Filter the entries that follow, copying every line in which the word "Predicted" appears.

+++ SOURCE DATA

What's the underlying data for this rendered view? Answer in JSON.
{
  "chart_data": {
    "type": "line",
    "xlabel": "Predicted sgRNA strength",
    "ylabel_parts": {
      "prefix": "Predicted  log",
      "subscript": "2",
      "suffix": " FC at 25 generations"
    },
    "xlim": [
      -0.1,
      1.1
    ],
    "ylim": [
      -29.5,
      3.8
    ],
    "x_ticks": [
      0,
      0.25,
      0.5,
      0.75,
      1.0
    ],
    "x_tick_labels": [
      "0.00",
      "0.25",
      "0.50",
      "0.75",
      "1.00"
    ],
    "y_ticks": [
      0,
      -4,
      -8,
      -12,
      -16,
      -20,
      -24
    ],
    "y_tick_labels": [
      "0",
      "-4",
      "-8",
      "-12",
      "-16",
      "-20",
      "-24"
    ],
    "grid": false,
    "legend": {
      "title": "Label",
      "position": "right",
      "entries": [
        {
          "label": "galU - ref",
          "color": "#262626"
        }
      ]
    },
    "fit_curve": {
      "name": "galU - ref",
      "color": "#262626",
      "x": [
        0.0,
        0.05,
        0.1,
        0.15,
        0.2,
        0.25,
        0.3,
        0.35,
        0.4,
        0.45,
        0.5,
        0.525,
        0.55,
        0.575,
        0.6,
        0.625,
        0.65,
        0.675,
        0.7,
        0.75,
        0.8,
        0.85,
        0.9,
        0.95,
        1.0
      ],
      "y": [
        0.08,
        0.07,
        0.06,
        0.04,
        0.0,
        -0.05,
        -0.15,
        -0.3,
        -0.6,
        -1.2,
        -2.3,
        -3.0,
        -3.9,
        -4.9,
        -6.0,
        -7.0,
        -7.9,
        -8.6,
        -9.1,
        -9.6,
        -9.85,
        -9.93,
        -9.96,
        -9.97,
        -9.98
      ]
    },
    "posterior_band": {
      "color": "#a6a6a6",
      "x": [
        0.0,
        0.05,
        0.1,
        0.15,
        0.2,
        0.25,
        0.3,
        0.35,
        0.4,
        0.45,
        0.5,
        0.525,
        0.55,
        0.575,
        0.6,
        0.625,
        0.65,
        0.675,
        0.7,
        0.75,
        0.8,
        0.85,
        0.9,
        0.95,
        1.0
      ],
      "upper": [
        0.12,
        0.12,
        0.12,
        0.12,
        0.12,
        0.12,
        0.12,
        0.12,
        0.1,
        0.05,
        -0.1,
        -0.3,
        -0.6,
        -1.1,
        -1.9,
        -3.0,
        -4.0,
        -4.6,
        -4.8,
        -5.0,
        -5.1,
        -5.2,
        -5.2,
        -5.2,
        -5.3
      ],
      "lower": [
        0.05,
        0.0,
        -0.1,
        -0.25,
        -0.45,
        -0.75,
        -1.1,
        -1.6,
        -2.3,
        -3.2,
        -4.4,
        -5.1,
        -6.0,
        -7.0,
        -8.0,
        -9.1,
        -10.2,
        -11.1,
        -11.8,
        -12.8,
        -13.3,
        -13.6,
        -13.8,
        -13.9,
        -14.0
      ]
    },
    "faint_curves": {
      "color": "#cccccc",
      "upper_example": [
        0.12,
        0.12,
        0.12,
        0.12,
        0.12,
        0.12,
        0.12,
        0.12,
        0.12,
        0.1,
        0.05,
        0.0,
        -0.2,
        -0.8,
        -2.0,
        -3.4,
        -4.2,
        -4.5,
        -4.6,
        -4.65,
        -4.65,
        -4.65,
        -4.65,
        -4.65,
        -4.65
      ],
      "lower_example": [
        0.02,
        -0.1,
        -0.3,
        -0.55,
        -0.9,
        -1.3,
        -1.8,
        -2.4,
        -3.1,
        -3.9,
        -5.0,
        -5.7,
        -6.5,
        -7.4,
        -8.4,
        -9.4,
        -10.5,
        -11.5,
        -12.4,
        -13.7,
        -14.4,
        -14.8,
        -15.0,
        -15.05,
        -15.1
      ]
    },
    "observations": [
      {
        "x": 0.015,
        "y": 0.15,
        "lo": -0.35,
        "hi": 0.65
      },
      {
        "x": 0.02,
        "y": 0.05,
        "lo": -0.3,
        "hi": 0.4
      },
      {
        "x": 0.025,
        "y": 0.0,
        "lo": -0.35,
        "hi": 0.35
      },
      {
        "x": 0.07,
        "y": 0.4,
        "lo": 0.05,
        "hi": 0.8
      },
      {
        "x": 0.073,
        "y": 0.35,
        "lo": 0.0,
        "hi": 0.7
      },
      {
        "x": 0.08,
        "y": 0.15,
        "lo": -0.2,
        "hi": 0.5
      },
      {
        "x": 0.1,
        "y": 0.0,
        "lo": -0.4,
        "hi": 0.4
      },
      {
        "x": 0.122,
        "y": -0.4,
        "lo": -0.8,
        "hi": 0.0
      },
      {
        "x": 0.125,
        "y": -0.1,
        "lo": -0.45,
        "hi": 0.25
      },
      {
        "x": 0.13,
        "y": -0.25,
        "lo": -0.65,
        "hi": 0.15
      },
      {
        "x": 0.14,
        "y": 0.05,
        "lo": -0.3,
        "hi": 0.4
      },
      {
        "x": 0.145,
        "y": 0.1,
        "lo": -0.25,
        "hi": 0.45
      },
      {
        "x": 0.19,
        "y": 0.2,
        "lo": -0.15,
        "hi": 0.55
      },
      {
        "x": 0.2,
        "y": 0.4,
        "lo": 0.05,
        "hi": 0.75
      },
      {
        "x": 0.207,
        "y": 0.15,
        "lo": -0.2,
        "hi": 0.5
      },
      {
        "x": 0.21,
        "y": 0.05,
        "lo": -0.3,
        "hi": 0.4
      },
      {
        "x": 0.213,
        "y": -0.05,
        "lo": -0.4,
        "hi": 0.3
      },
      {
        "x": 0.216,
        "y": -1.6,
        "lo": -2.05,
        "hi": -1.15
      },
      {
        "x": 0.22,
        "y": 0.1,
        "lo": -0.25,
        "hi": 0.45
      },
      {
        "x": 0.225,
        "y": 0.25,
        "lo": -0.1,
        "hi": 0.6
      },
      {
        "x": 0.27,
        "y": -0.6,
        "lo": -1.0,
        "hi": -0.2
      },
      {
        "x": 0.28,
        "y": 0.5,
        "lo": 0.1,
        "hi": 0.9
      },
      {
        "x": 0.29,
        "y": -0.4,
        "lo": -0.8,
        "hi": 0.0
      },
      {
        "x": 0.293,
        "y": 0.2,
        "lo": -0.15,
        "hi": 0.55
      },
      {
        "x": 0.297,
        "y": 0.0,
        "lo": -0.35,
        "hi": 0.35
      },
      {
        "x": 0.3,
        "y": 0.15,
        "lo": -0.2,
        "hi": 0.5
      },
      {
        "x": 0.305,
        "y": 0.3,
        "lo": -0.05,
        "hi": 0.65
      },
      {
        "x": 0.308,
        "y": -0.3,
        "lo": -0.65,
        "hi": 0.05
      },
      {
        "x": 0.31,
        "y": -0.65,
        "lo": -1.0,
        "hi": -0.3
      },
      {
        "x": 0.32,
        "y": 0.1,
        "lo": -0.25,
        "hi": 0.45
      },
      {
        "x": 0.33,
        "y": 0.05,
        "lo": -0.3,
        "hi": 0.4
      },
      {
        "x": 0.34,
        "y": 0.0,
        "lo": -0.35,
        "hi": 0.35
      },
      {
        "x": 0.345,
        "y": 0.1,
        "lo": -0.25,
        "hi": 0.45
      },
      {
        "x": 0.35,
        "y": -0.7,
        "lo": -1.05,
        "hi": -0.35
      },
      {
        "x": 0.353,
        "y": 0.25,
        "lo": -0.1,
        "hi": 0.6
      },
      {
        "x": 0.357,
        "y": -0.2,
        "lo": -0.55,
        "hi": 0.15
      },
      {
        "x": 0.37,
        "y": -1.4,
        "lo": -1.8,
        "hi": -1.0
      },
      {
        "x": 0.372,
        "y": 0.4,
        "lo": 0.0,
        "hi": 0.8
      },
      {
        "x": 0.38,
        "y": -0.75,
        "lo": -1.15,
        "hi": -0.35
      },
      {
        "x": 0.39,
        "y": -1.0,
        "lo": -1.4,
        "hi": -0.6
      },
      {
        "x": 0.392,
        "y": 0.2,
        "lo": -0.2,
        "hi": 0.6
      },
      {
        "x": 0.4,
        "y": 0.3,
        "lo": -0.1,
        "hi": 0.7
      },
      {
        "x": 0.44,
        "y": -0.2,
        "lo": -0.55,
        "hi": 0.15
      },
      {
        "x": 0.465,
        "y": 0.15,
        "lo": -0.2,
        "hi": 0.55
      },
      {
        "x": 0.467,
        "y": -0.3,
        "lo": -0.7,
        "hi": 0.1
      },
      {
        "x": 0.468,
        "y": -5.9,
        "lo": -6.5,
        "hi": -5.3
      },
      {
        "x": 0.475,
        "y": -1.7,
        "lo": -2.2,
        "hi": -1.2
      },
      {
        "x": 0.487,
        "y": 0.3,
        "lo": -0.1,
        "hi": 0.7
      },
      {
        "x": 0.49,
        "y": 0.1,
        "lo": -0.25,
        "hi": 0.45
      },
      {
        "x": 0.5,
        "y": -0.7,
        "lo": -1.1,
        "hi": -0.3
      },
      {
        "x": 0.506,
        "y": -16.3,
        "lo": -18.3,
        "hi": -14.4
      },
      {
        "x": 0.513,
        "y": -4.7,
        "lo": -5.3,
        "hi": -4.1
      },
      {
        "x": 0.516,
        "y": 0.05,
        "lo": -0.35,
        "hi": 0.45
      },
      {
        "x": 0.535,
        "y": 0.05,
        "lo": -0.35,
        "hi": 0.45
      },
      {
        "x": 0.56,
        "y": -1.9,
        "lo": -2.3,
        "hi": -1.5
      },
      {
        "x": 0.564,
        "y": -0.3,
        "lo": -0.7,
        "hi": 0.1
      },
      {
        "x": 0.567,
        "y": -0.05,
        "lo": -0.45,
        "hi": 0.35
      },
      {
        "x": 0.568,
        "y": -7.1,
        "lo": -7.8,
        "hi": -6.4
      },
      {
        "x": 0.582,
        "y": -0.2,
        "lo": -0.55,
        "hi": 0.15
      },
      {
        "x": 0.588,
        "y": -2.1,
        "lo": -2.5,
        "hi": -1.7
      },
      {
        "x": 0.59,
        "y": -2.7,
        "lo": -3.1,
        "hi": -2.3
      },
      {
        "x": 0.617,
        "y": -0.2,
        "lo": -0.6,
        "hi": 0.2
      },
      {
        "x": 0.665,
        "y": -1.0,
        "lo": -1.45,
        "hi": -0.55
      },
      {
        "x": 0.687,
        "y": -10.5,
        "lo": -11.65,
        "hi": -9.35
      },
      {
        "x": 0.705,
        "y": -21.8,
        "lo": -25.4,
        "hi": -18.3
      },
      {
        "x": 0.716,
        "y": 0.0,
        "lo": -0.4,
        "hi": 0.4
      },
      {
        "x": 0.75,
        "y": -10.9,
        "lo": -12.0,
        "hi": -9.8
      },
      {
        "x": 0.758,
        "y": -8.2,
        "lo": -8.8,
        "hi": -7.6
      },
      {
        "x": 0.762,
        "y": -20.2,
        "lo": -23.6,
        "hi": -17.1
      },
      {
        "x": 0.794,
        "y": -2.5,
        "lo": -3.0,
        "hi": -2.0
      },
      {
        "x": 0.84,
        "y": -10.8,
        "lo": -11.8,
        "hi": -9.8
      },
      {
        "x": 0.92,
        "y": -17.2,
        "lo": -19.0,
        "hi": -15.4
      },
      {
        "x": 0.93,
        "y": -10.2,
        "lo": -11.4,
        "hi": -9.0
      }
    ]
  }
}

++++++

— SOLVED PROBLEM —
    "xlabel": "Predicted sgRNA strength",
      "prefix": "Predicted  log",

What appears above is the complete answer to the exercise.